▶ TASK REQUIREMENTS
Copy out all of the material exactly as presented.

+++++

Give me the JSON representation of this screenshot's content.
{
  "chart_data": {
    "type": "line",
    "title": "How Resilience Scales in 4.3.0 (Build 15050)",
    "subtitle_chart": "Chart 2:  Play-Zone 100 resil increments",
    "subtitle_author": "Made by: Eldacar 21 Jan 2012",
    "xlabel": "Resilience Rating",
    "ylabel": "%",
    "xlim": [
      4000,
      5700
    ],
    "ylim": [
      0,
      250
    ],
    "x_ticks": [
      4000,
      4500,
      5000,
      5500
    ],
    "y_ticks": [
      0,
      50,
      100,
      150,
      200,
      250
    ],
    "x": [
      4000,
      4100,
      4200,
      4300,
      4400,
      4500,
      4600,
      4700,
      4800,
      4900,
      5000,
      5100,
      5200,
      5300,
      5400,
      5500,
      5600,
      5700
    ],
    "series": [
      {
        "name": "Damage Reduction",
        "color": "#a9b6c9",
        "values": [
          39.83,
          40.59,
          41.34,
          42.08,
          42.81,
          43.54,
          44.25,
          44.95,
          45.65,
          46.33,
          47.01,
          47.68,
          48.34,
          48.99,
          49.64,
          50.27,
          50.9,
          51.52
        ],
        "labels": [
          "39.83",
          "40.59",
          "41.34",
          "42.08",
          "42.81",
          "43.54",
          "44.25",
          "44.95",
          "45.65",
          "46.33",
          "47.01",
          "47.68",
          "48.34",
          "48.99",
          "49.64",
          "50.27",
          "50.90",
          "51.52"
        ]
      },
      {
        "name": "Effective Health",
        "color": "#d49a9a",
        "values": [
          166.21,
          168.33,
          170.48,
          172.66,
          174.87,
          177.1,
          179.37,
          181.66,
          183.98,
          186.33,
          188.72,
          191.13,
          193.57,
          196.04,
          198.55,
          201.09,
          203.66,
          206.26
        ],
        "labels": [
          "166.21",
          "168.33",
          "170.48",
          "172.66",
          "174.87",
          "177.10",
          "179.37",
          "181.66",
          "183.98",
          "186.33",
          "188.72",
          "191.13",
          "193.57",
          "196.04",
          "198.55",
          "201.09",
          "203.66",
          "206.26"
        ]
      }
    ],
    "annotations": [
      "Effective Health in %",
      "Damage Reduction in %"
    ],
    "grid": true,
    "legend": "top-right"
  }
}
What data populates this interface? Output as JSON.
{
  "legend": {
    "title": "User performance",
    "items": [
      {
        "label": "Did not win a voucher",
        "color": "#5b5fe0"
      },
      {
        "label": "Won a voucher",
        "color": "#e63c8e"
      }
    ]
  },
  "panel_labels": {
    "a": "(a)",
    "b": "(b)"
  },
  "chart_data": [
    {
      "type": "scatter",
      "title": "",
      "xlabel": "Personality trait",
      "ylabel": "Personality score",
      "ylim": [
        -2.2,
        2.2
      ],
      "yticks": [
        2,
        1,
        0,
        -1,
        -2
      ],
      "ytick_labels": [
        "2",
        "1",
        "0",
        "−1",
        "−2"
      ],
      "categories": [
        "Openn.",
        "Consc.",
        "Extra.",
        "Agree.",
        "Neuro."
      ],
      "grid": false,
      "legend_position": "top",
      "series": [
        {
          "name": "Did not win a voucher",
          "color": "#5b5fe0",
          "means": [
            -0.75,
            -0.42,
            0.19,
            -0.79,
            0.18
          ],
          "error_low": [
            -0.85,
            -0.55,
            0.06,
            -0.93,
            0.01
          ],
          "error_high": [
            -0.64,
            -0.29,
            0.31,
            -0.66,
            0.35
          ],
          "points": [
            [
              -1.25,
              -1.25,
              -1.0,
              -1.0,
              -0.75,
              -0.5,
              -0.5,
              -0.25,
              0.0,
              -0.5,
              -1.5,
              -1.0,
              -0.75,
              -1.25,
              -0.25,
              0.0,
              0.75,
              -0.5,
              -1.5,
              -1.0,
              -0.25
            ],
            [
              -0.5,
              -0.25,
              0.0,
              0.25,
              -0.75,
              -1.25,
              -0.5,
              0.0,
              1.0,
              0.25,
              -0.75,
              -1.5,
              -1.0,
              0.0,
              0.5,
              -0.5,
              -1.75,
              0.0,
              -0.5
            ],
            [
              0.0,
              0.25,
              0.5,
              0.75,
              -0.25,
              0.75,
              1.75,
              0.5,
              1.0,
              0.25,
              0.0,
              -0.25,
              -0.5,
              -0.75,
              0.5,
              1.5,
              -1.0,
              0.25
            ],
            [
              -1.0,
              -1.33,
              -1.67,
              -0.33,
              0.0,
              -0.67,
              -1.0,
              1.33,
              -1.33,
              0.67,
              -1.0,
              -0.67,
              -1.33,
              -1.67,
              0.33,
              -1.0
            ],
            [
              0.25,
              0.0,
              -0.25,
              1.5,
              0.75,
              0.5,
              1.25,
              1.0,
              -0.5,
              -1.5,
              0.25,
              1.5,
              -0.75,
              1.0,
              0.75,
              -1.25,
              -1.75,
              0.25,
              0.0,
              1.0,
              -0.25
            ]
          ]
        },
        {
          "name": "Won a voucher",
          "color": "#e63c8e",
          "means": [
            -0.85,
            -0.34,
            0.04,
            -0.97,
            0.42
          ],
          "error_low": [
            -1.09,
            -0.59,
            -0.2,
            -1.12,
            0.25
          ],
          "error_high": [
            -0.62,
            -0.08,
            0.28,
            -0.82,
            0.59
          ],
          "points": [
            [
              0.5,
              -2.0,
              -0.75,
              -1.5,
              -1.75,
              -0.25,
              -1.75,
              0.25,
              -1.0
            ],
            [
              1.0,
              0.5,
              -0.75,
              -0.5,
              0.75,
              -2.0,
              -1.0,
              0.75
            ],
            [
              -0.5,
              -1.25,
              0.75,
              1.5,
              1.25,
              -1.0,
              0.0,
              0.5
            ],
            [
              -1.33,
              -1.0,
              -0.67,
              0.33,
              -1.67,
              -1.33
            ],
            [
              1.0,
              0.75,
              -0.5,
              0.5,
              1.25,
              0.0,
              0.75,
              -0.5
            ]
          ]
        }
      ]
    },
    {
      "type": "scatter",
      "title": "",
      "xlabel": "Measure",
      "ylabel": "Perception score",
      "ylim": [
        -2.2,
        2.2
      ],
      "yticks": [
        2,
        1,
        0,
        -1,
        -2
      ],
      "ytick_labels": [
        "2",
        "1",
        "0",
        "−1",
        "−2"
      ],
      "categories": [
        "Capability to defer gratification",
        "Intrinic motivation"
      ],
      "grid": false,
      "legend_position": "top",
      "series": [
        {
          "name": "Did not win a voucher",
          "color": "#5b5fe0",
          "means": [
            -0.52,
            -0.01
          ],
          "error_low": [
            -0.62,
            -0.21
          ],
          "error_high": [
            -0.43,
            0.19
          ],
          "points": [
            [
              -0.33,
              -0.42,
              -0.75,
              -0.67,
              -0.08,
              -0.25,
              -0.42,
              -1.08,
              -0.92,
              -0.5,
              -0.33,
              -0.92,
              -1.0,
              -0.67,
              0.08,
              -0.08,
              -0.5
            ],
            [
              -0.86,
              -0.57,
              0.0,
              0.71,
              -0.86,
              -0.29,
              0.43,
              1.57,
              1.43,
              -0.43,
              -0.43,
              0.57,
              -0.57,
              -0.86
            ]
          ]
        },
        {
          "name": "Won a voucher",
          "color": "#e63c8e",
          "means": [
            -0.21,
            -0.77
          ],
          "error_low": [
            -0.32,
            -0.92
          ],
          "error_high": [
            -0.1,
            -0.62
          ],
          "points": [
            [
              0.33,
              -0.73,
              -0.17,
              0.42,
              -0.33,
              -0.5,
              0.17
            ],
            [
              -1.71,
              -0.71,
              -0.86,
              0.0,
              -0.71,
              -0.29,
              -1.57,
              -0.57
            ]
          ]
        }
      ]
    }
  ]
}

+++++

▶ TASK ANSWER
Give me the JSON representation of this screenshot's content.
{
  "chart_data": {
    "type": "line",
    "title": "How Resilience Scales in 4.3.0 (Build 15050)",
    "subtitle_chart": "Chart 2:  Play-Zone 100 resil increments",
    "subtitle_author": "Made by: Eldacar 21 Jan 2012",
    "xlabel": "Resilience Rating",
    "ylabel": "%",
    "xlim": [
      4000,
      5700
    ],
    "ylim": [
      0,
      250
    ],
    "x_ticks": [
      4000,
      4500,
      5000,
      5500
    ],
    "y_ticks": [
      0,
      50,
      100,
      150,
      200,
      250
    ],
    "x": [
      4000,
      4100,
      4200,
      4300,
      4400,
      4500,
      4600,
      4700,
      4800,
      4900,
      5000,
      5100,
      5200,
      5300,
      5400,
      5500,
      5600,
      5700
    ],
    "series": [
      {
        "name": "Damage Reduction",
        "color": "#a9b6c9",
        "values": [
          39.83,
          40.59,
          41.34,
          42.08,
          42.81,
          43.54,
          44.25,
          44.95,
          45.65,
          46.33,
          47.01,
          47.68,
          48.34,
          48.99,
          49.64,
          50.27,
          50.9,
          51.52
        ],
        "labels": [
          "39.83",
          "40.59",
          "41.34",
          "42.08",
          "42.81",
          "43.54",
          "44.25",
          "44.95",
          "45.65",
          "46.33",
          "47.01",
          "47.68",
          "48.34",
          "48.99",
          "49.64",
          "50.27",
          "50.90",
          "51.52"
        ]
      },
      {
        "name": "Effective Health",
        "color": "#d49a9a",
        "values": [
          166.21,
          168.33,
          170.48,
          172.66,
          174.87,
          177.1,
          179.37,
          181.66,
          183.98,
          186.33,
          188.72,
          191.13,
          193.57,
          196.04,
          198.55,
          201.09,
          203.66,
          206.26
        ],
        "labels": [
          "166.21",
          "168.33",
          "170.48",
          "172.66",
          "174.87",
          "177.10",
          "179.37",
          "181.66",
          "183.98",
          "186.33",
          "188.72",
          "191.13",
          "193.57",
          "196.04",
          "198.55",
          "201.09",
          "203.66",
          "206.26"
        ]
      }
    ],
    "annotations": [
      "Effective Health in %",
      "Damage Reduction in %"
    ],
    "grid": true,
    "legend": "top-right"
  }
}
What data populates this interface? Output as JSON.
{
  "legend": {
    "title": "User performance",
    "items": [
      {
        "label": "Did not win a voucher",
        "color": "#5b5fe0"
      },
      {
        "label": "Won a voucher",
        "color": "#e63c8e"
      }
    ]
  },
  "panel_labels": {
    "a": "(a)",
    "b": "(b)"
  },
  "chart_data": [
    {
      "type": "scatter",
      "title": "",
      "xlabel": "Personality trait",
      "ylabel": "Personality score",
      "ylim": [
        -2.2,
        2.2
      ],
      "yticks": [
        2,
        1,
        0,
        -1,
        -2
      ],
      "ytick_labels": [
        "2",
        "1",
        "0",
        "−1",
        "−2"
      ],
      "categories": [
        "Openn.",
        "Consc.",
        "Extra.",
        "Agree.",
        "Neuro."
      ],
      "grid": false,
      "legend_position": "top",
      "series": [
        {
          "name": "Did not win a voucher",
          "color": "#5b5fe0",
          "means": [
            -0.75,
            -0.42,
            0.19,
            -0.79,
            0.18
          ],
          "error_low": [
            -0.85,
            -0.55,
            0.06,
            -0.93,
            0.01
          ],
          "error_high": [
            -0.64,
            -0.29,
            0.31,
            -0.66,
            0.35
          ],
          "points": [
            [
              -1.25,
              -1.25,
              -1.0,
              -1.0,
              -0.75,
              -0.5,
              -0.5,
              -0.25,
              0.0,
              -0.5,
              -1.5,
              -1.0,
              -0.75,
              -1.25,
              -0.25,
              0.0,
              0.75,
              -0.5,
              -1.5,
              -1.0,
              -0.25
            ],
            [
              -0.5,
              -0.25,
              0.0,
              0.25,
              -0.75,
              -1.25,
              -0.5,
              0.0,
              1.0,
              0.25,
              -0.75,
              -1.5,
              -1.0,
              0.0,
              0.5,
              -0.5,
              -1.75,
              0.0,
              -0.5
            ],
            [
              0.0,
              0.25,
              0.5,
              0.75,
              -0.25,
              0.75,
              1.75,
              0.5,
              1.0,
              0.25,
              0.0,
              -0.25,
              -0.5,
              -0.75,
              0.5,
              1.5,
              -1.0,
              0.25
            ],
            [
              -1.0,
              -1.33,
              -1.67,
              -0.33,
              0.0,
              -0.67,
              -1.0,
              1.33,
              -1.33,
              0.67,
              -1.0,
              -0.67,
              -1.33,
              -1.67,
              0.33,
              -1.0
            ],
            [
              0.25,
              0.0,
              -0.25,
              1.5,
              0.75,
              0.5,
              1.25,
              1.0,
              -0.5,
              -1.5,
              0.25,
              1.5,
              -0.75,
              1.0,
              0.75,
              -1.25,
              -1.75,
              0.25,
              0.0,
              1.0,
              -0.25
            ]
          ]
        },
        {
          "name": "Won a voucher",
          "color": "#e63c8e",
          "means": [
            -0.85,
            -0.34,
            0.04,
            -0.97,
            0.42
          ],
          "error_low": [
            -1.09,
            -0.59,
            -0.2,
            -1.12,
            0.25
          ],
          "error_high": [
            -0.62,
            -0.08,
            0.28,
            -0.82,
            0.59
          ],
          "points": [
            [
              0.5,
              -2.0,
              -0.75,
              -1.5,
              -1.75,
              -0.25,
              -1.75,
              0.25,
              -1.0
            ],
            [
              1.0,
              0.5,
              -0.75,
              -0.5,
              0.75,
              -2.0,
              -1.0,
              0.75
            ],
            [
              -0.5,
              -1.25,
              0.75,
              1.5,
              1.25,
              -1.0,
              0.0,
              0.5
            ],
            [
              -1.33,
              -1.0,
              -0.67,
              0.33,
              -1.67,
              -1.33
            ],
            [
              1.0,
              0.75,
              -0.5,
              0.5,
              1.25,
              0.0,
              0.75,
              -0.5
            ]
          ]
        }
      ]
    },
    {
      "type": "scatter",
      "title": "",
      "xlabel": "Measure",
      "ylabel": "Perception score",
      "ylim": [
        -2.2,
        2.2
      ],
      "yticks": [
        2,
        1,
        0,
        -1,
        -2
      ],
      "ytick_labels": [
        "2",
        "1",
        "0",
        "−1",
        "−2"
      ],
      "categories": [
        "Capability to defer gratification",
        "Intrinic motivation"
      ],
      "grid": false,
      "legend_position": "top",
      "series": [
        {
          "name": "Did not win a voucher",
          "color": "#5b5fe0",
          "means": [
            -0.52,
            -0.01
          ],
          "error_low": [
            -0.62,
            -0.21
          ],
          "error_high": [
            -0.43,
            0.19
          ],
          "points": [
            [
              -0.33,
              -0.42,
              -0.75,
              -0.67,
              -0.08,
              -0.25,
              -0.42,
              -1.08,
              -0.92,
              -0.5,
              -0.33,
              -0.92,
              -1.0,
              -0.67,
              0.08,
              -0.08,
              -0.5
            ],
            [
              -0.86,
              -0.57,
              0.0,
              0.71,
              -0.86,
              -0.29,
              0.43,
              1.57,
              1.43,
              -0.43,
              -0.43,
              0.57,
              -0.57,
              -0.86
            ]
          ]
        },
        {
          "name": "Won a voucher",
          "color": "#e63c8e",
          "means": [
            -0.21,
            -0.77
          ],
          "error_low": [
            -0.32,
            -0.92
          ],
          "error_high": [
            -0.1,
            -0.62
          ],
          "points": [
            [
              0.33,
              -0.73,
              -0.17,
              0.42,
              -0.33,
              -0.5,
              0.17
            ],
            [
              -1.71,
              -0.71,
              -0.86,
              0.0,
              -0.71,
              -0.29,
              -1.57,
              -0.57
            ]
          ]
        }
      ]
    }
  ]
}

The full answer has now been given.